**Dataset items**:
-- Start --

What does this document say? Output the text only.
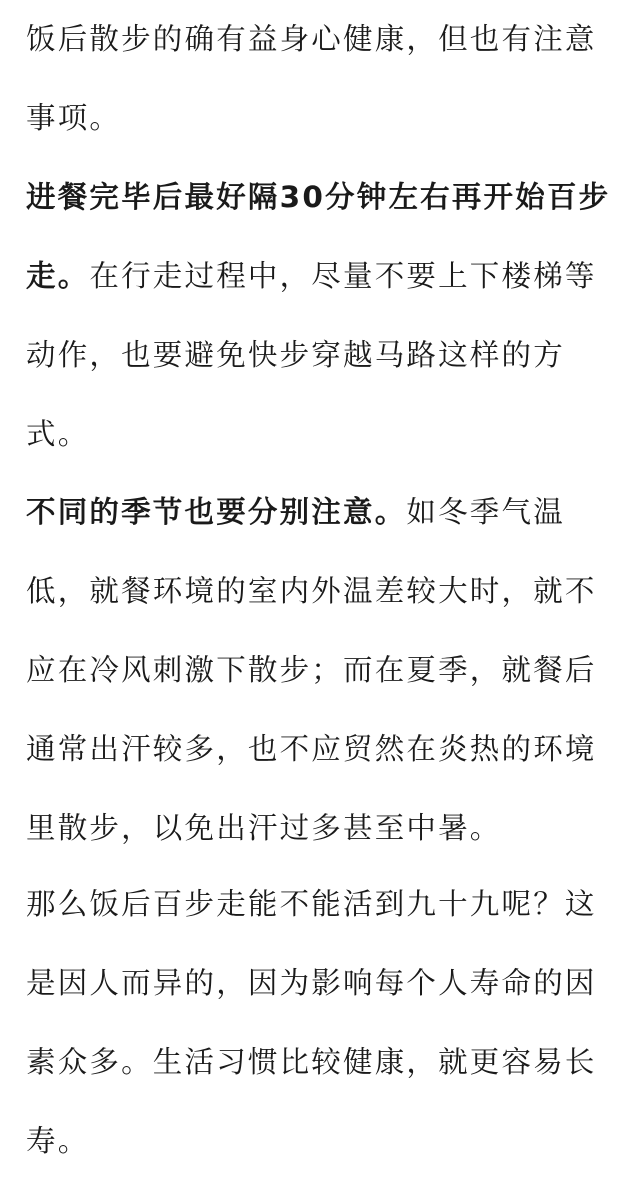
饭后散步的确有益身心健康，但也有注意事项。

进餐完毕后最好隔30分钟左右再开始百步走。在行走过程中，尽量不要上下楼梯等动作，也要避免快步穿越马路这样的方式。

不同的季节也要分别注意。如冬季气温低，就餐环境的室内外温差较大时，就不应在冷风刺激下散步；而在夏季，就餐后通常出汗较多，也不应贸然在炎热的环境里散步，以免出汗过多甚至中暑。

那么饭后百步走能不能活到九十九呢？这是因人而异的，因为影响每个人寿命的因素众多。生活习惯比较健康，就更容易长寿。
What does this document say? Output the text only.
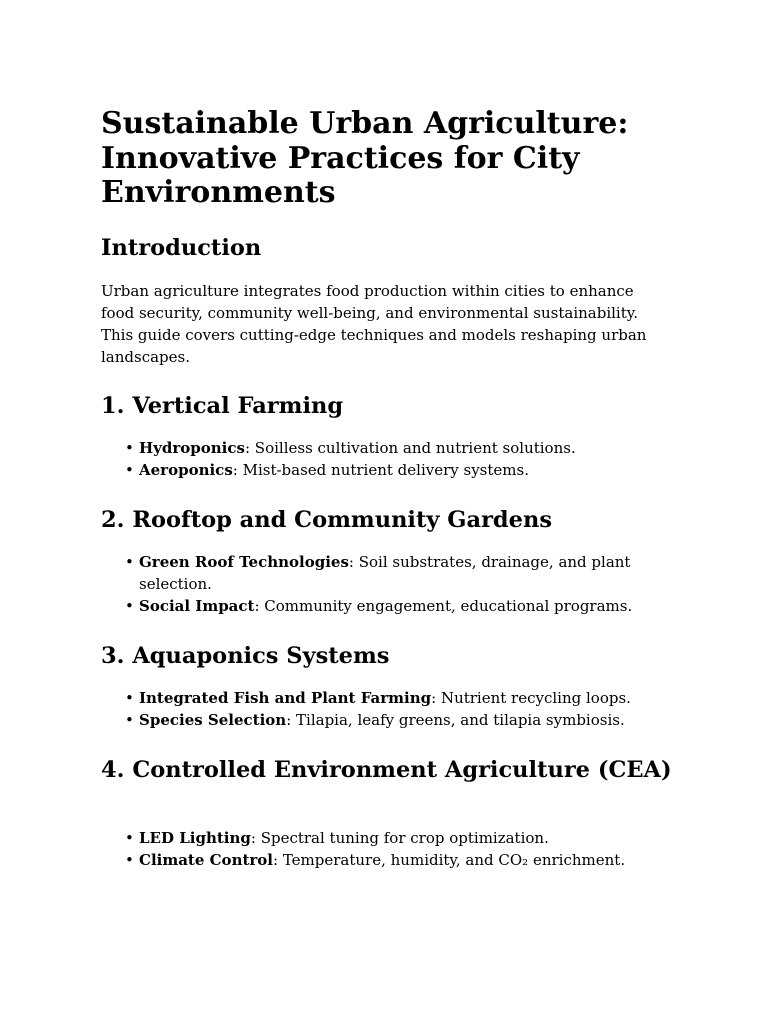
Sustainable Urban Agriculture: Innovative Practices for City Environments
Introduction

Urban agriculture integrates food production within cities to enhance food security, community well-being, and environmental sustainability. This guide covers cutting-edge techniques and models reshaping urban landscapes.

1. Vertical Farming
• Hydroponics: Soilless cultivation and nutrient solutions.
• Aeroponics: Mist-based nutrient delivery systems.
2. Rooftop and Community Gardens
• Green Roof Technologies: Soil substrates, drainage, and plant selection.
• Social Impact: Community engagement, educational programs.
3. Aquaponics Systems
• Integrated Fish and Plant Farming: Nutrient recycling loops.
• Species Selection: Tilapia, leafy greens, and tilapia symbiosis.
4. Controlled Environment Agriculture (CEA)
• LED Lighting: Spectral tuning for crop optimization.
• Climate Control: Temperature, humidity, and CO₂ enrichment.
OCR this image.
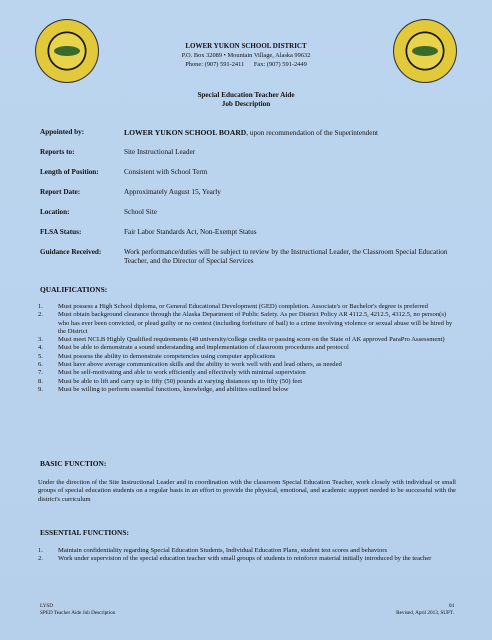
LOWER YUKON SCHOOL DISTRICT
P.O. Box 32089 • Mountain Village, Alaska 99632
Phone: (907) 591-2411 Fax: (907) 591-2449
Special Education Teacher Aide
Job Description
Appointed by:	LOWER YUKON SCHOOL BOARD, upon recommendation of the Superintendent
Reports to:	Site Instructional Leader
Length of Position:	Consistent with School Term
Report Date:	Approximately August 15, Yearly
Location:	School Site
FLSA Status:	Fair Labor Standards Act, Non-Exempt Status
Guidance Received:	Work performance/duties will be subject to review by the Instructional Leader, the Classroom Special Education Teacher, and the Director of Special Services
QUALIFICATIONS:
1. Must possess a High School diploma, or General Educational Development (GED) completion. Associate's or Bachelor's degree is preferred
2. Must obtain background clearance through the Alaska Department of Public Safety. As per District Policy AR 4112.5, 4212.5, 4312.5, no person(s) who has ever been convicted, or plead guilty or no contest (including forfeiture of bail) to a crime involving violence or sexual abuse will be hired by the District
3. Must meet NCLB Highly Qualified requirements (48 university/college credits or passing score on the State of AK approved ParaPro Assessment)
4. Must be able to demonstrate a sound understanding and implementation of classroom procedures and protocol
5. Must possess the ability to demonstrate competencies using computer applications
6. Must have above average communication skills and the ability to work well with and lead others, as needed
7. Must be self-motivating and able to work efficiently and effectively with minimal supervision
8. Must be able to lift and carry up to fifty (50) pounds at varying distances up to fifty (50) feet
9. Must be willing to perform essential functions, knowledge, and abilities outlined below
BASIC FUNCTION:
Under the direction of the Site Instructional Leader and in coordination with the classroom Special Education Teacher, work closely with individual or small groups of special education students on a regular basis in an effort to provide the physical, emotional, and academic support needed to be successful with the district's curriculum
ESSENTIAL FUNCTIONS:
1. Maintain confidentiality regarding Special Education Students, Individual Education Plans, student test scores and behaviors
2. Work under supervision of the special education teacher with small groups of students to reinforce material initially introduced by the teacher
LYSD
SPED Teacher Aide Job Description
04
Revised, April 2013, SUPT.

-- End --

**What you have to do**: Quote the records above exactly, leaving out any pictures.

**Full response**:
What does this document say? Output the text only.
饭后散步的确有益身心健康，但也有注意事项。

进餐完毕后最好隔30分钟左右再开始百步走。在行走过程中，尽量不要上下楼梯等动作，也要避免快步穿越马路这样的方式。

不同的季节也要分别注意。如冬季气温低，就餐环境的室内外温差较大时，就不应在冷风刺激下散步；而在夏季，就餐后通常出汗较多，也不应贸然在炎热的环境里散步，以免出汗过多甚至中暑。

那么饭后百步走能不能活到九十九呢？这是因人而异的，因为影响每个人寿命的因素众多。生活习惯比较健康，就更容易长寿。
What does this document say? Output the text only.
Sustainable Urban Agriculture: Innovative Practices for City Environments
Introduction

Urban agriculture integrates food production within cities to enhance food security, community well-being, and environmental sustainability. This guide covers cutting-edge techniques and models reshaping urban landscapes.

1. Vertical Farming
• Hydroponics: Soilless cultivation and nutrient solutions.
• Aeroponics: Mist-based nutrient delivery systems.
2. Rooftop and Community Gardens
• Green Roof Technologies: Soil substrates, drainage, and plant selection.
• Social Impact: Community engagement, educational programs.
3. Aquaponics Systems
• Integrated Fish and Plant Farming: Nutrient recycling loops.
• Species Selection: Tilapia, leafy greens, and tilapia symbiosis.
4. Controlled Environment Agriculture (CEA)
• LED Lighting: Spectral tuning for crop optimization.
• Climate Control: Temperature, humidity, and CO₂ enrichment.
OCR this image.
LOWER YUKON SCHOOL DISTRICT
P.O. Box 32089 • Mountain Village, Alaska 99632
Phone: (907) 591-2411 Fax: (907) 591-2449
Special Education Teacher Aide
Job Description
Appointed by:	LOWER YUKON SCHOOL BOARD, upon recommendation of the Superintendent
Reports to:	Site Instructional Leader
Length of Position:	Consistent with School Term
Report Date:	Approximately August 15, Yearly
Location:	School Site
FLSA Status:	Fair Labor Standards Act, Non-Exempt Status
Guidance Received:	Work performance/duties will be subject to review by the Instructional Leader, the Classroom Special Education Teacher, and the Director of Special Services
QUALIFICATIONS:
1. Must possess a High School diploma, or General Educational Development (GED) completion. Associate's or Bachelor's degree is preferred
2. Must obtain background clearance through the Alaska Department of Public Safety. As per District Policy AR 4112.5, 4212.5, 4312.5, no person(s) who has ever been convicted, or plead guilty or no contest (including forfeiture of bail) to a crime involving violence or sexual abuse will be hired by the District
3. Must meet NCLB Highly Qualified requirements (48 university/college credits or passing score on the State of AK approved ParaPro Assessment)
4. Must be able to demonstrate a sound understanding and implementation of classroom procedures and protocol
5. Must possess the ability to demonstrate competencies using computer applications
6. Must have above average communication skills and the ability to work well with and lead others, as needed
7. Must be self-motivating and able to work efficiently and effectively with minimal supervision
8. Must be able to lift and carry up to fifty (50) pounds at varying distances up to fifty (50) feet
9. Must be willing to perform essential functions, knowledge, and abilities outlined below
BASIC FUNCTION:
Under the direction of the Site Instructional Leader and in coordination with the classroom Special Education Teacher, work closely with individual or small groups of special education students on a regular basis in an effort to provide the physical, emotional, and academic support needed to be successful with the district's curriculum
ESSENTIAL FUNCTIONS:
1. Maintain confidentiality regarding Special Education Students, Individual Education Plans, student test scores and behaviors
2. Work under supervision of the special education teacher with small groups of students to reinforce material initially introduced by the teacher
LYSD
SPED Teacher Aide Job Description
04
Revised, April 2013, SUPT.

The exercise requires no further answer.